Extract each line containing the string "Make".
-- Begin --
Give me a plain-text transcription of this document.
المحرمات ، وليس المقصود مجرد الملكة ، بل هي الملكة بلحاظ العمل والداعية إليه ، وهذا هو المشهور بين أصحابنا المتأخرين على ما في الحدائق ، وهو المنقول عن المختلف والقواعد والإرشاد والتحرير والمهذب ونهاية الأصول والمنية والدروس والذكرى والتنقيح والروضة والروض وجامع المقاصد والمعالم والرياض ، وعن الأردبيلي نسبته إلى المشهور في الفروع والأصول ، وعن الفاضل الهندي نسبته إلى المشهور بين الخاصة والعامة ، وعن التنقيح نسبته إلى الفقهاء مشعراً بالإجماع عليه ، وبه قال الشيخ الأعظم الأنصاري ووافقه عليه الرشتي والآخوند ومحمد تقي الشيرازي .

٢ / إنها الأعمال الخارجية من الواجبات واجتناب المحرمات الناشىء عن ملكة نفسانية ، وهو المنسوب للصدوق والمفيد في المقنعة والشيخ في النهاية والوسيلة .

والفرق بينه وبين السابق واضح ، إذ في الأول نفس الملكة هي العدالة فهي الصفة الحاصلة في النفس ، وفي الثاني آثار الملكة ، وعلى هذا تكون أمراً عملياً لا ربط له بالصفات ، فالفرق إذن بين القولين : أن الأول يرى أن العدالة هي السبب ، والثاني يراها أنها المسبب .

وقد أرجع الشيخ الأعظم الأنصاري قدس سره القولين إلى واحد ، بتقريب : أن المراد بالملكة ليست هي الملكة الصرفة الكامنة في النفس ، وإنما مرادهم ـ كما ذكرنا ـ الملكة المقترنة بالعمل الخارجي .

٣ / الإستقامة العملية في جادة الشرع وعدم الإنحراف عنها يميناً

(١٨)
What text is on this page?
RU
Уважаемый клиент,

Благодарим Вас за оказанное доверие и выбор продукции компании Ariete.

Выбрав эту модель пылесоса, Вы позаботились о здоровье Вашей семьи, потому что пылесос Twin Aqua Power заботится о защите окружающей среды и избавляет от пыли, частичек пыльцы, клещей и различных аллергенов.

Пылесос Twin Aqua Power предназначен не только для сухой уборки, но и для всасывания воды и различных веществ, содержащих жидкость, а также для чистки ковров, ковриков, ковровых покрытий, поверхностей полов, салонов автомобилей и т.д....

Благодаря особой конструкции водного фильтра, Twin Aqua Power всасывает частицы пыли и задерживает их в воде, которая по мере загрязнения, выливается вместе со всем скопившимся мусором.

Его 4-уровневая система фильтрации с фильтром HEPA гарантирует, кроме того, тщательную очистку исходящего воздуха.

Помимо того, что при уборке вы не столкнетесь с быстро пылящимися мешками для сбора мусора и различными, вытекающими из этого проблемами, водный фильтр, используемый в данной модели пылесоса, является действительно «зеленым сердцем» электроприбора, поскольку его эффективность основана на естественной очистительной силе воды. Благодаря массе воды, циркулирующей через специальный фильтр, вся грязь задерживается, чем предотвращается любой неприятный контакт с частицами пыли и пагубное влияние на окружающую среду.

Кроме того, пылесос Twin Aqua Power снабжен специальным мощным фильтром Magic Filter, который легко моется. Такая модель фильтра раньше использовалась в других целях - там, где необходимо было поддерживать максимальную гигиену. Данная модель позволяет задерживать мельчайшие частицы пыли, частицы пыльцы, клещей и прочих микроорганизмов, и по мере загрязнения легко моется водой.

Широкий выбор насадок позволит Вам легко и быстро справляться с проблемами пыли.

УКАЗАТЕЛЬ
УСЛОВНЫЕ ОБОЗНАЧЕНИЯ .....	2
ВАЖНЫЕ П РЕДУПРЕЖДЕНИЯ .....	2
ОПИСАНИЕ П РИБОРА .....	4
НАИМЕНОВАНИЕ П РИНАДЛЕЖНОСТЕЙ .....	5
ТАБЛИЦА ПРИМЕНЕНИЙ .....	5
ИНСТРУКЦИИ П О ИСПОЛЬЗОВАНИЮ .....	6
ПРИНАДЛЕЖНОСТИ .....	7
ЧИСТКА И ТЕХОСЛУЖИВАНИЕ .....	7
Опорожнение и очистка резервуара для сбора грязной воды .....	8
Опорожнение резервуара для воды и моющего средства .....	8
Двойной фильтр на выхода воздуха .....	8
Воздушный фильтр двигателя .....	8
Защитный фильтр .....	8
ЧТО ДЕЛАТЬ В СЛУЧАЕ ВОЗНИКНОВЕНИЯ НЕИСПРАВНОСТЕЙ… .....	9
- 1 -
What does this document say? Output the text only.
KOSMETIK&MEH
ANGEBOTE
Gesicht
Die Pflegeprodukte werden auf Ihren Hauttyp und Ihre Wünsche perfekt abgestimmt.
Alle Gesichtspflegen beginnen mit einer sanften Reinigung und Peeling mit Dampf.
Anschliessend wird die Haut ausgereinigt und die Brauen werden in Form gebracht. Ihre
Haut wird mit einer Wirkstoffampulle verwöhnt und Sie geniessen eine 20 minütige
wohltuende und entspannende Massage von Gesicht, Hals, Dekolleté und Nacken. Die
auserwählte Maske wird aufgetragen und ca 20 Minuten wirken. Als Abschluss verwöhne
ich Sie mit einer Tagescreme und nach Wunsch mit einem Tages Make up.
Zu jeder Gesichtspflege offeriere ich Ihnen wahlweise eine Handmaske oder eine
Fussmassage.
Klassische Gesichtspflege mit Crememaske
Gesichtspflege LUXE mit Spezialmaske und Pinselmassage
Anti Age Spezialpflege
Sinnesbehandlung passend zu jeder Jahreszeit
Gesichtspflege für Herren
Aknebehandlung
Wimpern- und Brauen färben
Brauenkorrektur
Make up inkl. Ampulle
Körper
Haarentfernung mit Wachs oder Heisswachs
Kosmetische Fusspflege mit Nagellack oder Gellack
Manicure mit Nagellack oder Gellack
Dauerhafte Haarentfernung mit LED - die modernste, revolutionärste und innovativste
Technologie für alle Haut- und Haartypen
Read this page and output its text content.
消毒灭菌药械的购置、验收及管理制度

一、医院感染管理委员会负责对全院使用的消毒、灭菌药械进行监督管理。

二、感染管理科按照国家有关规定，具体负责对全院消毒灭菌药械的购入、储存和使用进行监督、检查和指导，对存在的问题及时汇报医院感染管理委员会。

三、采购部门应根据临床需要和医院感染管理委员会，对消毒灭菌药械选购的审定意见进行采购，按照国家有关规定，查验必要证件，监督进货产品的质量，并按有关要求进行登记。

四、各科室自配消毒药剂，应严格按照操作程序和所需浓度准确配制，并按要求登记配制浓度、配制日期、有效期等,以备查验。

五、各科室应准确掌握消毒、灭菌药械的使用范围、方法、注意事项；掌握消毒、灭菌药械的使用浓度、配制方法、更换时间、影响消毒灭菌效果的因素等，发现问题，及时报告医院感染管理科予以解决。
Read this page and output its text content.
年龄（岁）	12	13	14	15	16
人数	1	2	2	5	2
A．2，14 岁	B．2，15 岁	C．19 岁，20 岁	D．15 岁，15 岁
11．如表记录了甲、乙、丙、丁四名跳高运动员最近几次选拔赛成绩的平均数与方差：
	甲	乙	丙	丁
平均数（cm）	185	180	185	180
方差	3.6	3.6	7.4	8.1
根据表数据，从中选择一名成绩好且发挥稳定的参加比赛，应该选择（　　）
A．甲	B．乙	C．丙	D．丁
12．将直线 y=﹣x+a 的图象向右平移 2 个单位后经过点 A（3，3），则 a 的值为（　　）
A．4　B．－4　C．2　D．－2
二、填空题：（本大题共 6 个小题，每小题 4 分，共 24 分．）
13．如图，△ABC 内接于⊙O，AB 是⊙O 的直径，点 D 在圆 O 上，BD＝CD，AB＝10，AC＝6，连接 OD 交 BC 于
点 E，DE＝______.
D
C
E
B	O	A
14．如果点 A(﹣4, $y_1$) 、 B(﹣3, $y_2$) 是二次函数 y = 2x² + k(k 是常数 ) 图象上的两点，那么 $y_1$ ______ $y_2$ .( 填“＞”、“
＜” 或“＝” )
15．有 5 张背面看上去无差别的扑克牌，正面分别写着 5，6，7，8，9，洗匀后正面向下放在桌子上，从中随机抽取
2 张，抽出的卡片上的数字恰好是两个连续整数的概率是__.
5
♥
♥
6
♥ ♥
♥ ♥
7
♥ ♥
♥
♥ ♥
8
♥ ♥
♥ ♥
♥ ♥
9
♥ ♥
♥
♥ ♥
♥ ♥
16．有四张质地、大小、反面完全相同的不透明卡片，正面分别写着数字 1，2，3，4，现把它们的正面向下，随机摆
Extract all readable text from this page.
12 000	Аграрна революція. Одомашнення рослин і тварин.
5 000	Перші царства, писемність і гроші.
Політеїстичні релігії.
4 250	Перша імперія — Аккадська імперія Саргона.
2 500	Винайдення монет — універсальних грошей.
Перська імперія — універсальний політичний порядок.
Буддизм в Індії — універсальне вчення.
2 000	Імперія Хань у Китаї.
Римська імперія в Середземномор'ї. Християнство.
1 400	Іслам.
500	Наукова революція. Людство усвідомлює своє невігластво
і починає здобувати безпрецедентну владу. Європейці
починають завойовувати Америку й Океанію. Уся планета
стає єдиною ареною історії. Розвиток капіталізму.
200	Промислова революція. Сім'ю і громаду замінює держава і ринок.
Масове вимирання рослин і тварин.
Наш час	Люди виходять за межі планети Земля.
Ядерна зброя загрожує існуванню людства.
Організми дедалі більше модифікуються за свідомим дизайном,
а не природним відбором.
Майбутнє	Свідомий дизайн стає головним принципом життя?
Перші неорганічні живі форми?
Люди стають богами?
-- End --
• _THE COMPLETED TASK_:
ich Sie mit einer Tagescreme und nach Wunsch mit einem Tages Make up.
Make up inkl. Ampulle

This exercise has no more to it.